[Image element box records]
____________________
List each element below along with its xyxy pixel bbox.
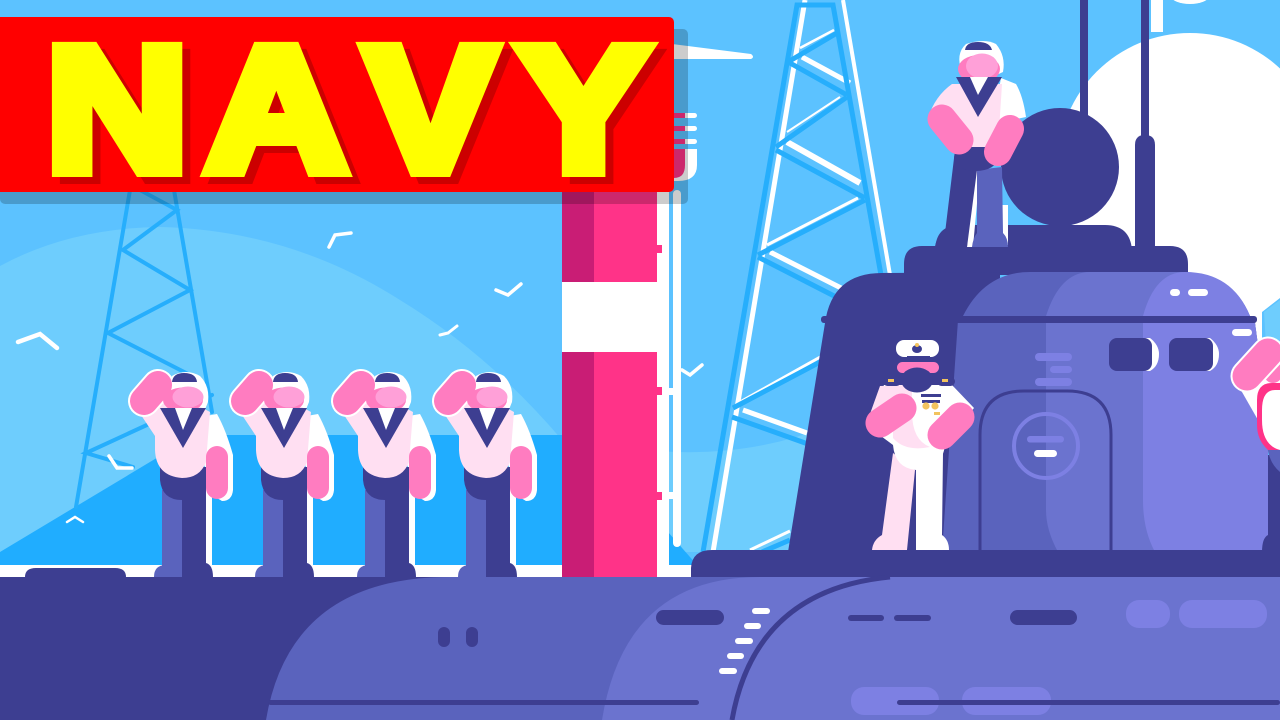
periscope dome (1001, 108, 1119, 226)
saluting sailor 4 (443, 372, 537, 577)
captain legs (872, 453, 915, 550)
conning tower body (821, 272, 1268, 552)
white sun circle (1058, 0, 1280, 375)
lookout sailor on tower (928, 41, 1026, 247)
funnel mast (562, 44, 753, 577)
submarine hull (0, 577, 1280, 720)
captain face and beard (897, 362, 939, 373)
hull front section (266, 577, 1280, 720)
hull lines (268, 700, 699, 705)
tower top lights (1170, 289, 1252, 336)
banner shadow (0, 29, 688, 204)
title text shadow: NAVY (55, 19, 657, 215)
captain (866, 340, 974, 550)
captain hat (896, 340, 939, 357)
antennas (1080, 0, 1155, 246)
saluting sailor 2 (240, 372, 334, 577)
wall bars (1035, 353, 1072, 386)
title banner (0, 12, 674, 215)
hull mid section (602, 577, 1280, 720)
birds (18, 233, 702, 522)
hull seam curve (732, 577, 890, 720)
conning tower navy sail (788, 272, 1000, 552)
hatch door (980, 391, 1111, 552)
hull white markers (719, 608, 770, 674)
saluting sailor 1 (139, 372, 233, 577)
background hill (0, 227, 562, 566)
left lattice tower (76, 190, 212, 507)
right lattice tower (703, 0, 890, 552)
deck white strip (0, 565, 562, 577)
tower band (821, 316, 1257, 323)
saluting sailor 3 (342, 372, 436, 577)
medals (921, 394, 941, 397)
sea (0, 435, 562, 566)
hull vents (438, 627, 450, 647)
title text: NAVY (47, 12, 649, 208)
windows (1109, 338, 1219, 371)
small deck hatch (25, 568, 126, 577)
deck platform (691, 550, 1280, 577)
right partial sailor (1238, 353, 1280, 552)
hull light panels (1126, 600, 1170, 628)
epaulettes (883, 377, 901, 386)
captain arms (880, 408, 902, 423)
hull navy pills (656, 610, 724, 625)
captain torso (866, 385, 974, 470)
conning tower upper tiers (904, 225, 1188, 275)
right background hill (657, 425, 830, 552)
____________________
» REQUIREMENTS:
Please put every line of the material above into a JSON list of strings, one string per line, leaving out blank lines and the pictures.

» RESULT OF THIS EXERCISE:
[
  "List each element below along with its xyxy pixel bbox.",
  "periscope dome (1001, 108, 1119, 226)",
  "saluting sailor 4 (443, 372, 537, 577)",
  "captain legs (872, 453, 915, 550)",
  "conning tower body (821, 272, 1268, 552)",
  "white sun circle (1058, 0, 1280, 375)",
  "lookout sailor on tower (928, 41, 1026, 247)",
  "funnel mast (562, 44, 753, 577)",
  "submarine hull (0, 577, 1280, 720)",
  "captain face and beard (897, 362, 939, 373)",
  "hull front section (266, 577, 1280, 720)",
  "hull lines (268, 700, 699, 705)",
  "tower top lights (1170, 289, 1252, 336)",
  "banner shadow (0, 29, 688, 204)",
  "title text shadow: NAVY (55, 19, 657, 215)",
  "captain (866, 340, 974, 550)",
  "captain hat (896, 340, 939, 357)",
  "antennas (1080, 0, 1155, 246)",
  "saluting sailor 2 (240, 372, 334, 577)",
  "wall bars (1035, 353, 1072, 386)",
  "title banner (0, 12, 674, 215)",
  "hull mid section (602, 577, 1280, 720)",
  "birds (18, 233, 702, 522)",
  "hull seam curve (732, 577, 890, 720)",
  "conning tower navy sail (788, 272, 1000, 552)",
  "hatch door (980, 391, 1111, 552)",
  "hull white markers (719, 608, 770, 674)",
  "saluting sailor 1 (139, 372, 233, 577)",
  "background hill (0, 227, 562, 566)",
  "left lattice tower (76, 190, 212, 507)",
  "right lattice tower (703, 0, 890, 552)",
  "deck white strip (0, 565, 562, 577)",
  "tower band (821, 316, 1257, 323)",
  "saluting sailor 3 (342, 372, 436, 577)",
  "medals (921, 394, 941, 397)",
  "sea (0, 435, 562, 566)",
  "hull vents (438, 627, 450, 647)",
  "title text: NAVY (47, 12, 649, 208)",
  "windows (1109, 338, 1219, 371)",
  "small deck hatch (25, 568, 126, 577)",
  "deck platform (691, 550, 1280, 577)",
  "right partial sailor (1238, 353, 1280, 552)",
  "hull light panels (1126, 600, 1170, 628)",
  "epaulettes (883, 377, 901, 386)",
  "captain arms (880, 408, 902, 423)",
  "hull navy pills (656, 610, 724, 625)",
  "captain torso (866, 385, 974, 470)",
  "conning tower upper tiers (904, 225, 1188, 275)",
  "right background hill (657, 425, 830, 552)"
]